Exercise requirements =>
Word for word, restate every line of the material.

Records supplied =>
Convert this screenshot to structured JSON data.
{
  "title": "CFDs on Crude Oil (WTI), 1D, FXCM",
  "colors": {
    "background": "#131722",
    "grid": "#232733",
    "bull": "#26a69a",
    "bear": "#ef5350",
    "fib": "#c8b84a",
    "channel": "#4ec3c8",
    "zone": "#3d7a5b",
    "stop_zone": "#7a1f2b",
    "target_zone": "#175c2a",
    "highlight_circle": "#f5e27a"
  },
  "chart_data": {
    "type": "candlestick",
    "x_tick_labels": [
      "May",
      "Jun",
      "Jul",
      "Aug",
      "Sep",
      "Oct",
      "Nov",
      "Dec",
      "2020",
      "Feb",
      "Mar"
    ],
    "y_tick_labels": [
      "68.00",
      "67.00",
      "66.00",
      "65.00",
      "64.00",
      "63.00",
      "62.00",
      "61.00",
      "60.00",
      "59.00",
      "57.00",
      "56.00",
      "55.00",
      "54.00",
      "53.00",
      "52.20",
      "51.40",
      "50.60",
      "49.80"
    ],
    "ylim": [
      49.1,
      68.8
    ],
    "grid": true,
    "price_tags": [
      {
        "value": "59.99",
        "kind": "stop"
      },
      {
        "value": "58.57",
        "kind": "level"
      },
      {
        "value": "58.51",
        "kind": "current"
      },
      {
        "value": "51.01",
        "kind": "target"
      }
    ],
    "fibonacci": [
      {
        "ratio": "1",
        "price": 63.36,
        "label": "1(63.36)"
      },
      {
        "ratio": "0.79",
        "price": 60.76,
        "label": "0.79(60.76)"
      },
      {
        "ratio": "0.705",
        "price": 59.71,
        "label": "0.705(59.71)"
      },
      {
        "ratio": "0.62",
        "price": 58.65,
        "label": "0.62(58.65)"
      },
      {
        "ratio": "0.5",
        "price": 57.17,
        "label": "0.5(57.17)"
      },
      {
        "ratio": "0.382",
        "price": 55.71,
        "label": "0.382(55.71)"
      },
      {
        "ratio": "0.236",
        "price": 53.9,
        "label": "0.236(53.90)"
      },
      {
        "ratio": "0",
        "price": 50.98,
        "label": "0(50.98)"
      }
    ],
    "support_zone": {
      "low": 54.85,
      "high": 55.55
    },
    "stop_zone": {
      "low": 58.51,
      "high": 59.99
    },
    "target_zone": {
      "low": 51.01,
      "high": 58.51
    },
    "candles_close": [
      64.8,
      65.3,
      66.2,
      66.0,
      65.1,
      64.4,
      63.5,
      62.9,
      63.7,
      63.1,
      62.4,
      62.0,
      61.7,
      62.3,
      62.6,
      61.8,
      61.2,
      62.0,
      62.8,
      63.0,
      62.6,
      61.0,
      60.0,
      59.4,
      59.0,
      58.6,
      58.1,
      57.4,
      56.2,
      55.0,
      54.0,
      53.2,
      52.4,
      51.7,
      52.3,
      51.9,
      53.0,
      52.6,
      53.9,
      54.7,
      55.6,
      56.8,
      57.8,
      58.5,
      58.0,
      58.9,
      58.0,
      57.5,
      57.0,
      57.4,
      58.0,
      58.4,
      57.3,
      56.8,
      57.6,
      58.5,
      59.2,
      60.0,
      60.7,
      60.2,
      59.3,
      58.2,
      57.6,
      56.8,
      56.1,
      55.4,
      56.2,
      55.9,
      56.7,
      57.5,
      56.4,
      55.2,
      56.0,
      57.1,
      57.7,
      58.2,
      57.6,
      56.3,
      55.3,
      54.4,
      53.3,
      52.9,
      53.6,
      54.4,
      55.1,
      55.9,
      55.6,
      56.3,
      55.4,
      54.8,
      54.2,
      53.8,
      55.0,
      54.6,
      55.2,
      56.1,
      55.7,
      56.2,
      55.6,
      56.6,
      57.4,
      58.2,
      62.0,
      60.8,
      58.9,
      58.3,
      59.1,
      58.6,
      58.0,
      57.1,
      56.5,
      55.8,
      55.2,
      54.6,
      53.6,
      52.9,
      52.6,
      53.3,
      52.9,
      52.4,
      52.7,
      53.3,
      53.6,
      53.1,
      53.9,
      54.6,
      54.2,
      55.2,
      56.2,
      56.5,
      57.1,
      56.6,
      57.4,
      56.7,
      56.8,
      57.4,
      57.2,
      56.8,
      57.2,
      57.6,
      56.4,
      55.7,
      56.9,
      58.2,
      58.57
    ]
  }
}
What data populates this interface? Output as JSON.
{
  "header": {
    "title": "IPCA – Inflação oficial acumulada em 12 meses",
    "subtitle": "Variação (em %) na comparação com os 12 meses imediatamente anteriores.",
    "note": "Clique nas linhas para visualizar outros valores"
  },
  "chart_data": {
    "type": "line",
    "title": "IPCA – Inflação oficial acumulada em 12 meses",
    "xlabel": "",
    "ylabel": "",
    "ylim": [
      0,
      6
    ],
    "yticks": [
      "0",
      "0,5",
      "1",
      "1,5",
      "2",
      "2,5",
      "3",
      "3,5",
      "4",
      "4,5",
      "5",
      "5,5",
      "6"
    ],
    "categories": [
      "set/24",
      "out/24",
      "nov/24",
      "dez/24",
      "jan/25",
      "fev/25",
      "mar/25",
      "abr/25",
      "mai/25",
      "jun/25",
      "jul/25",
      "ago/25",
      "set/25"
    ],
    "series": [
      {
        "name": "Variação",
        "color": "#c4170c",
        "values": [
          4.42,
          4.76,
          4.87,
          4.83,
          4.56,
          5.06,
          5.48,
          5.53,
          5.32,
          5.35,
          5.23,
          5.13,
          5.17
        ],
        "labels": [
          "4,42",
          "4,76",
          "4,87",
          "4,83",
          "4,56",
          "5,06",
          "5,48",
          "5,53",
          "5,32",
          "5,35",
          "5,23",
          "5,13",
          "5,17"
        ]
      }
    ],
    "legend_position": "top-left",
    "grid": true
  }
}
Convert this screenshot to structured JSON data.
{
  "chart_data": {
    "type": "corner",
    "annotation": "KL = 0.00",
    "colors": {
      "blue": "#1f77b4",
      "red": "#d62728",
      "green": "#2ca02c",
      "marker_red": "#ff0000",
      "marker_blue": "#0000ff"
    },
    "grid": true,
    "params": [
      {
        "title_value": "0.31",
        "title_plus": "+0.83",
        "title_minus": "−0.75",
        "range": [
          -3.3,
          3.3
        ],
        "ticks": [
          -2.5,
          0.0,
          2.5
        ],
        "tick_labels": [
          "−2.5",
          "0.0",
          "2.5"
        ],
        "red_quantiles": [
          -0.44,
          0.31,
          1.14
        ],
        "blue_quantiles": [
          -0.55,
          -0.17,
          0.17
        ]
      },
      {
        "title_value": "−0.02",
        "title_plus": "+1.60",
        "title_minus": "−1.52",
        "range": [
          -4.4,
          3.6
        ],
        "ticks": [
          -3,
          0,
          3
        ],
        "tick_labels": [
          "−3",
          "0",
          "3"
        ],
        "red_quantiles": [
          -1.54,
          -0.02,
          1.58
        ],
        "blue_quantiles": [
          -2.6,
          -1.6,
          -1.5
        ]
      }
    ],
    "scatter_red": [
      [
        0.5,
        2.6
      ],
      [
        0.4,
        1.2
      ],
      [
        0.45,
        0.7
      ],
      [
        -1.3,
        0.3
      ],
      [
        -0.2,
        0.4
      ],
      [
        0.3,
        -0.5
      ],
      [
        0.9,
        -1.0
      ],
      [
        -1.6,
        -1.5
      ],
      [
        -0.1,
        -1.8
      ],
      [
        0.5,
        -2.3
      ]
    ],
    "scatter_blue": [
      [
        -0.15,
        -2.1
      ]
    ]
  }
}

Task result =>
Convert this screenshot to structured JSON data.
{
  "title": "CFDs on Crude Oil (WTI), 1D, FXCM",
  "colors": {
    "background": "#131722",
    "grid": "#232733",
    "bull": "#26a69a",
    "bear": "#ef5350",
    "fib": "#c8b84a",
    "channel": "#4ec3c8",
    "zone": "#3d7a5b",
    "stop_zone": "#7a1f2b",
    "target_zone": "#175c2a",
    "highlight_circle": "#f5e27a"
  },
  "chart_data": {
    "type": "candlestick",
    "x_tick_labels": [
      "May",
      "Jun",
      "Jul",
      "Aug",
      "Sep",
      "Oct",
      "Nov",
      "Dec",
      "2020",
      "Feb",
      "Mar"
    ],
    "y_tick_labels": [
      "68.00",
      "67.00",
      "66.00",
      "65.00",
      "64.00",
      "63.00",
      "62.00",
      "61.00",
      "60.00",
      "59.00",
      "57.00",
      "56.00",
      "55.00",
      "54.00",
      "53.00",
      "52.20",
      "51.40",
      "50.60",
      "49.80"
    ],
    "ylim": [
      49.1,
      68.8
    ],
    "grid": true,
    "price_tags": [
      {
        "value": "59.99",
        "kind": "stop"
      },
      {
        "value": "58.57",
        "kind": "level"
      },
      {
        "value": "58.51",
        "kind": "current"
      },
      {
        "value": "51.01",
        "kind": "target"
      }
    ],
    "fibonacci": [
      {
        "ratio": "1",
        "price": 63.36,
        "label": "1(63.36)"
      },
      {
        "ratio": "0.79",
        "price": 60.76,
        "label": "0.79(60.76)"
      },
      {
        "ratio": "0.705",
        "price": 59.71,
        "label": "0.705(59.71)"
      },
      {
        "ratio": "0.62",
        "price": 58.65,
        "label": "0.62(58.65)"
      },
      {
        "ratio": "0.5",
        "price": 57.17,
        "label": "0.5(57.17)"
      },
      {
        "ratio": "0.382",
        "price": 55.71,
        "label": "0.382(55.71)"
      },
      {
        "ratio": "0.236",
        "price": 53.9,
        "label": "0.236(53.90)"
      },
      {
        "ratio": "0",
        "price": 50.98,
        "label": "0(50.98)"
      }
    ],
    "support_zone": {
      "low": 54.85,
      "high": 55.55
    },
    "stop_zone": {
      "low": 58.51,
      "high": 59.99
    },
    "target_zone": {
      "low": 51.01,
      "high": 58.51
    },
    "candles_close": [
      64.8,
      65.3,
      66.2,
      66.0,
      65.1,
      64.4,
      63.5,
      62.9,
      63.7,
      63.1,
      62.4,
      62.0,
      61.7,
      62.3,
      62.6,
      61.8,
      61.2,
      62.0,
      62.8,
      63.0,
      62.6,
      61.0,
      60.0,
      59.4,
      59.0,
      58.6,
      58.1,
      57.4,
      56.2,
      55.0,
      54.0,
      53.2,
      52.4,
      51.7,
      52.3,
      51.9,
      53.0,
      52.6,
      53.9,
      54.7,
      55.6,
      56.8,
      57.8,
      58.5,
      58.0,
      58.9,
      58.0,
      57.5,
      57.0,
      57.4,
      58.0,
      58.4,
      57.3,
      56.8,
      57.6,
      58.5,
      59.2,
      60.0,
      60.7,
      60.2,
      59.3,
      58.2,
      57.6,
      56.8,
      56.1,
      55.4,
      56.2,
      55.9,
      56.7,
      57.5,
      56.4,
      55.2,
      56.0,
      57.1,
      57.7,
      58.2,
      57.6,
      56.3,
      55.3,
      54.4,
      53.3,
      52.9,
      53.6,
      54.4,
      55.1,
      55.9,
      55.6,
      56.3,
      55.4,
      54.8,
      54.2,
      53.8,
      55.0,
      54.6,
      55.2,
      56.1,
      55.7,
      56.2,
      55.6,
      56.6,
      57.4,
      58.2,
      62.0,
      60.8,
      58.9,
      58.3,
      59.1,
      58.6,
      58.0,
      57.1,
      56.5,
      55.8,
      55.2,
      54.6,
      53.6,
      52.9,
      52.6,
      53.3,
      52.9,
      52.4,
      52.7,
      53.3,
      53.6,
      53.1,
      53.9,
      54.6,
      54.2,
      55.2,
      56.2,
      56.5,
      57.1,
      56.6,
      57.4,
      56.7,
      56.8,
      57.4,
      57.2,
      56.8,
      57.2,
      57.6,
      56.4,
      55.7,
      56.9,
      58.2,
      58.57
    ]
  }
}
What data populates this interface? Output as JSON.
{
  "header": {
    "title": "IPCA – Inflação oficial acumulada em 12 meses",
    "subtitle": "Variação (em %) na comparação com os 12 meses imediatamente anteriores.",
    "note": "Clique nas linhas para visualizar outros valores"
  },
  "chart_data": {
    "type": "line",
    "title": "IPCA – Inflação oficial acumulada em 12 meses",
    "xlabel": "",
    "ylabel": "",
    "ylim": [
      0,
      6
    ],
    "yticks": [
      "0",
      "0,5",
      "1",
      "1,5",
      "2",
      "2,5",
      "3",
      "3,5",
      "4",
      "4,5",
      "5",
      "5,5",
      "6"
    ],
    "categories": [
      "set/24",
      "out/24",
      "nov/24",
      "dez/24",
      "jan/25",
      "fev/25",
      "mar/25",
      "abr/25",
      "mai/25",
      "jun/25",
      "jul/25",
      "ago/25",
      "set/25"
    ],
    "series": [
      {
        "name": "Variação",
        "color": "#c4170c",
        "values": [
          4.42,
          4.76,
          4.87,
          4.83,
          4.56,
          5.06,
          5.48,
          5.53,
          5.32,
          5.35,
          5.23,
          5.13,
          5.17
        ],
        "labels": [
          "4,42",
          "4,76",
          "4,87",
          "4,83",
          "4,56",
          "5,06",
          "5,48",
          "5,53",
          "5,32",
          "5,35",
          "5,23",
          "5,13",
          "5,17"
        ]
      }
    ],
    "legend_position": "top-left",
    "grid": true
  }
}
Convert this screenshot to structured JSON data.
{
  "chart_data": {
    "type": "corner",
    "annotation": "KL = 0.00",
    "colors": {
      "blue": "#1f77b4",
      "red": "#d62728",
      "green": "#2ca02c",
      "marker_red": "#ff0000",
      "marker_blue": "#0000ff"
    },
    "grid": true,
    "params": [
      {
        "title_value": "0.31",
        "title_plus": "+0.83",
        "title_minus": "−0.75",
        "range": [
          -3.3,
          3.3
        ],
        "ticks": [
          -2.5,
          0.0,
          2.5
        ],
        "tick_labels": [
          "−2.5",
          "0.0",
          "2.5"
        ],
        "red_quantiles": [
          -0.44,
          0.31,
          1.14
        ],
        "blue_quantiles": [
          -0.55,
          -0.17,
          0.17
        ]
      },
      {
        "title_value": "−0.02",
        "title_plus": "+1.60",
        "title_minus": "−1.52",
        "range": [
          -4.4,
          3.6
        ],
        "ticks": [
          -3,
          0,
          3
        ],
        "tick_labels": [
          "−3",
          "0",
          "3"
        ],
        "red_quantiles": [
          -1.54,
          -0.02,
          1.58
        ],
        "blue_quantiles": [
          -2.6,
          -1.6,
          -1.5
        ]
      }
    ],
    "scatter_red": [
      [
        0.5,
        2.6
      ],
      [
        0.4,
        1.2
      ],
      [
        0.45,
        0.7
      ],
      [
        -1.3,
        0.3
      ],
      [
        -0.2,
        0.4
      ],
      [
        0.3,
        -0.5
      ],
      [
        0.9,
        -1.0
      ],
      [
        -1.6,
        -1.5
      ],
      [
        -0.1,
        -1.8
      ],
      [
        0.5,
        -2.3
      ]
    ],
    "scatter_blue": [
      [
        -0.15,
        -2.1
      ]
    ]
  }
}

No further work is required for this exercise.